BRIEF →
List every percentage figure in the post on reading skills of middle and high school students, noting what each one measures.

DOCUMENT SECTION →
• • • • •
Saturday, July 15, 2006

IT NOW NEEDS HIGH SCHOOL TO TEACH THE "3Rs" IN THE USA

With good teaching, some kids learn to write intelligible sentences by the end of Grade 1! I have seen it. But in American public schools today an entire Grade school education often does not suffice. And in California, of course, even a High School education does not always suffice -- as the new High School exit test there has recently revealed. When will people realize that Leftist educational theories are abject failures in practice?

Teaching reading has long been considered the job of primary grade teachers. But some educators are calling for more attention to be paid to the reading needs of middle and high school students, many of whom are struggling to master this critical skill.

The Alliance for Excellent Education, a Washington-based education policy research and advocacy group, estimates that as many as 6 million middle and high school students can't read at acceptable levels. It's an issue for students well above the bottom of the class. A report released in March that looked at the reading skills of college-bound students who took the ACT college entrance exam found that only 51 percent were prepared for college-level reading.

"That is what is the most startling and troubling," said Cyndie Schmeiser, ACT's senior vice president of research and development. "The literacy problem affects all groups -- not exactly in the same ways, but it's affecting all groups regardless of gender, income or race." Though struggling students might be able to read words on paper, experts said, they lack the ability to explain or analyze what the words mean. In the past two years, at least a half-dozen major education associations have released reports on adolescent literacy, including the National Association of Secondary School Principals and the National Association of State Boards of Education. State and national test scores also paint a troubling picture of the reading skills of older students.

In Maryland, 33 percent of incoming high school freshmen will need extra help in reading, according to results from the 2006 Maryland School Assessments released last month. In Virginia, 24 percent of last year's freshmen needed additional support. And according to 2005 test results in D.C. public schools, 71 percent of middle and high school students needed special help with reading.

The National Governors Association has offered states grants to develop programs targeted at older students. And school systems faced with significant numbers of middle and high school students unable to read well enough to keep up with their peers already have begun investing more dollars into programs to aid students.

Starting this fall, educators in Montgomery County will spend $1.2 million to place reading coaches at its 25 high school campuses -- more than tripling the number the system had last year. In Anne Arundel, officials will launch a course targeted at high school students who have difficulty reading. In Virginia, state education officials have formed a task force that will examine, among other issues, why so many of its high school students are struggling to read. Fairfax County schools already offer special courses for high school students who have difficulty reading.
• • • • •
LISTED ENTRIES →
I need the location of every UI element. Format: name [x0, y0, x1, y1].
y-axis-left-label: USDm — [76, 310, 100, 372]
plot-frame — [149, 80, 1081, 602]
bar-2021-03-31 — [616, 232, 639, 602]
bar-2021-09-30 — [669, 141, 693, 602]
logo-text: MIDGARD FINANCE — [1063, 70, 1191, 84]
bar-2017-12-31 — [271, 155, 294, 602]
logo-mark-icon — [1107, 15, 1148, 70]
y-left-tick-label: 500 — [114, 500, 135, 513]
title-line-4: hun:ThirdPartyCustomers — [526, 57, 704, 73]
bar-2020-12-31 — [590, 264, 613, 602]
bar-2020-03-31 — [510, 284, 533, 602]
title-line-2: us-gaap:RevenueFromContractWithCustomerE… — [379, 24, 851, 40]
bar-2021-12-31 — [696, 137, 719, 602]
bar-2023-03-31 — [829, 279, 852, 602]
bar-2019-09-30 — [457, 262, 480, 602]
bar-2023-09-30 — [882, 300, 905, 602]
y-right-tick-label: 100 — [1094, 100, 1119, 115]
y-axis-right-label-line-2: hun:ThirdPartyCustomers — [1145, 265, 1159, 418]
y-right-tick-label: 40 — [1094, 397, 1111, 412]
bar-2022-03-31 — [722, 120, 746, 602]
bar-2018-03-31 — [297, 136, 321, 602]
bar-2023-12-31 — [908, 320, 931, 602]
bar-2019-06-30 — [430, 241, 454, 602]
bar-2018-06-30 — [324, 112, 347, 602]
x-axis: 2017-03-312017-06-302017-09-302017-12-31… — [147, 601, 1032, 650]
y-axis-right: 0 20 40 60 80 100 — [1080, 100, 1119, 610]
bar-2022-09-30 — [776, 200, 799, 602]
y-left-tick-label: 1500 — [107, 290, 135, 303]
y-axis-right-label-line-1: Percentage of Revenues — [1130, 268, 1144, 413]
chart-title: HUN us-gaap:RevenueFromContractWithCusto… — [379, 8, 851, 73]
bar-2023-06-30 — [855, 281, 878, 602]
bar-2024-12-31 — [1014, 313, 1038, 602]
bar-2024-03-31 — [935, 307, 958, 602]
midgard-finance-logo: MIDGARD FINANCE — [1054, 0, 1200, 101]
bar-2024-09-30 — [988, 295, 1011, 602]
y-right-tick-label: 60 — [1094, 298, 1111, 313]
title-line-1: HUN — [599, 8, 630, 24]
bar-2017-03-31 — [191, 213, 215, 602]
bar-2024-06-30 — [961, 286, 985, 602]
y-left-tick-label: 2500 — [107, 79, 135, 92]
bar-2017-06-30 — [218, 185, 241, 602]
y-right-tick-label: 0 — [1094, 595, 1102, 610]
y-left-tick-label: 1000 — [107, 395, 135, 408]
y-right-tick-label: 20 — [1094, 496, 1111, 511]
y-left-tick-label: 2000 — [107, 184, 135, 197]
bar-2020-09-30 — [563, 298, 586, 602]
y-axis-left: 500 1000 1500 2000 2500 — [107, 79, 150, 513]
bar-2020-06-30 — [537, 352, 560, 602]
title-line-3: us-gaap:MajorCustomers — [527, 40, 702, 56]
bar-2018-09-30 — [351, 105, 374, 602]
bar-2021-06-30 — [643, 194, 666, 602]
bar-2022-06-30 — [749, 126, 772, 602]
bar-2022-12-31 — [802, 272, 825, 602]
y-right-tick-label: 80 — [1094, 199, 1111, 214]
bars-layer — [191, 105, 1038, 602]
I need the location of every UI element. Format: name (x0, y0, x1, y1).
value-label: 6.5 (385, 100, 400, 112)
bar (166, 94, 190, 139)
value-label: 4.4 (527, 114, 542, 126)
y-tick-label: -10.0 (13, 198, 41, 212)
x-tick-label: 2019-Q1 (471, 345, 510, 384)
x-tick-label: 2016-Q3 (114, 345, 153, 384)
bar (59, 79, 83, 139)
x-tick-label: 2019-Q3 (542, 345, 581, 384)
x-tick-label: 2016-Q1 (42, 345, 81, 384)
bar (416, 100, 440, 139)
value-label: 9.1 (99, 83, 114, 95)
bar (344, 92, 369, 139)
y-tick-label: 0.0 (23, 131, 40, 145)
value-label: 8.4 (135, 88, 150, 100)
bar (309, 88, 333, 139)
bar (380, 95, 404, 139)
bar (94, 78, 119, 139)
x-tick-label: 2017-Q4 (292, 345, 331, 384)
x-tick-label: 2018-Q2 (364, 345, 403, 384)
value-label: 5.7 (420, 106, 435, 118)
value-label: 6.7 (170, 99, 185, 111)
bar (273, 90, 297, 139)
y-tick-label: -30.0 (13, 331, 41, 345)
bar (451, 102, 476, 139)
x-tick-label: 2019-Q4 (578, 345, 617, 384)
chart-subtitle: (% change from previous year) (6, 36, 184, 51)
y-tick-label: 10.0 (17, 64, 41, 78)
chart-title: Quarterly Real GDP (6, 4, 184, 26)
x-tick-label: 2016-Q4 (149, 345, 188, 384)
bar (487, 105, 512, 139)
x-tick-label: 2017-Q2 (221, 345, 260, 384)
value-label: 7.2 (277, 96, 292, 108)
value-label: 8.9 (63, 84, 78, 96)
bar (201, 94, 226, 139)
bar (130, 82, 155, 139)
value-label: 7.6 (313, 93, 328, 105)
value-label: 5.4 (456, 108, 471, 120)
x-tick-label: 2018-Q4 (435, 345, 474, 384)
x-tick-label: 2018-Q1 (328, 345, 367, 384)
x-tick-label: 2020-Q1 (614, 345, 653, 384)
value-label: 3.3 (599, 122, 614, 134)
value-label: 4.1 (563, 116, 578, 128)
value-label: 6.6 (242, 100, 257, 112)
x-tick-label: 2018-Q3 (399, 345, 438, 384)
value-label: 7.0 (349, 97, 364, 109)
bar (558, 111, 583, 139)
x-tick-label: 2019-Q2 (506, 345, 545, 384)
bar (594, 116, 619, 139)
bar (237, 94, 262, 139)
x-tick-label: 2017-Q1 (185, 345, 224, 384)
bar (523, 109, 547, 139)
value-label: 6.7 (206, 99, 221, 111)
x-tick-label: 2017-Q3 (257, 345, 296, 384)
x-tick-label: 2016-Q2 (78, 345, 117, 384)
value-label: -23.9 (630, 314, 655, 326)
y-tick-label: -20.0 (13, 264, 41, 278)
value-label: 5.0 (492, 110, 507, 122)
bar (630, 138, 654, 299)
• • • • •
ANSWER TO THIS PROBLEM →
- 51 percent: college-bound students who took the ACT college entrance exam and were prepared for college-level reading
- 33 percent: incoming Maryland high school freshmen who will need extra help in reading, according to the 2006 Maryland School Assessments
- 24 percent: Virginia's freshmen last year who needed additional support
- 71 percent: middle and high school students in D.C. public schools who needed special help with reading, according to 2005 test results